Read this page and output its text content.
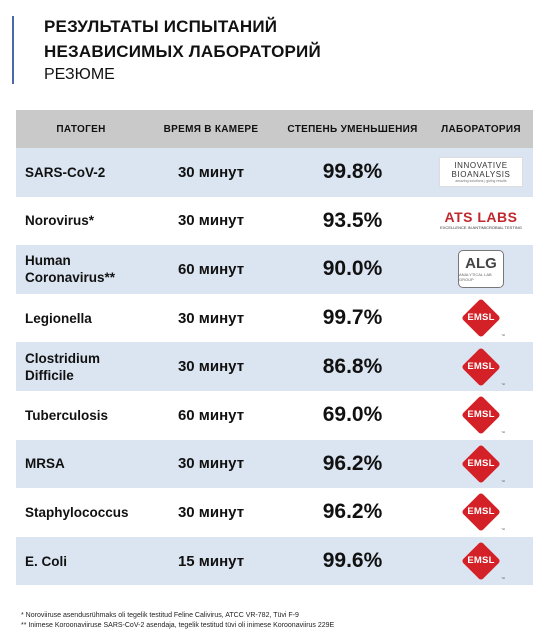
РЕЗУЛЬТАТЫ ИСПЫТАНИЙ
НЕЗАВИСИМЫХ ЛАБОРАТОРИЙ
РЕЗЮМЕ
ПАТОГЕН	ВРЕМЯ В КАМЕРЕ	СТЕПЕНЬ УМЕНЬШЕНИЯ	ЛАБОРАТОРИЯ
SARS-CoV-2	30 минут	99.8%	INNOVATIVE
BIOANALYSIS
amazing solutions | giving results
Norovirus*	30 минут	93.5%	ATS LABS
EXCELLENCE IN ANTIMICROBIAL TESTING
Human Coronavirus**	60 минут	90.0%	ALG
ANALYTICAL LAB GROUP
Legionella	30 минут	99.7%	EMSL
™
Clostridium Difficile	30 минут	86.8%	EMSL
™
Tuberculosis	60 минут	69.0%	EMSL
™
MRSA	30 минут	96.2%	EMSL
™
Staphylococcus	30 минут	96.2%	EMSL
™
E. Coli	15 минут	99.6%	EMSL
™
* Noroviiruse asendusrühmaks oli tegelik testitud Feline Calivirus, ATCC VR-782, Tüvi F-9
** Inimese Koroonaviiruse SARS-CoV-2 asendaja, tegelik testitud tüvi oli inimese Koroonaviirus 229E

WHAT THE TASK ASKS:
When a line of the material holds the string "EMSL", copy that line.

PROBLEM SOLUTION:
Legionella	30 минут	99.7%	EMSL
Clostridium Difficile	30 минут	86.8%	EMSL
Tuberculosis	60 минут	69.0%	EMSL
MRSA	30 минут	96.2%	EMSL
Staphylococcus	30 минут	96.2%	EMSL
E. Coli	15 минут	99.6%	EMSL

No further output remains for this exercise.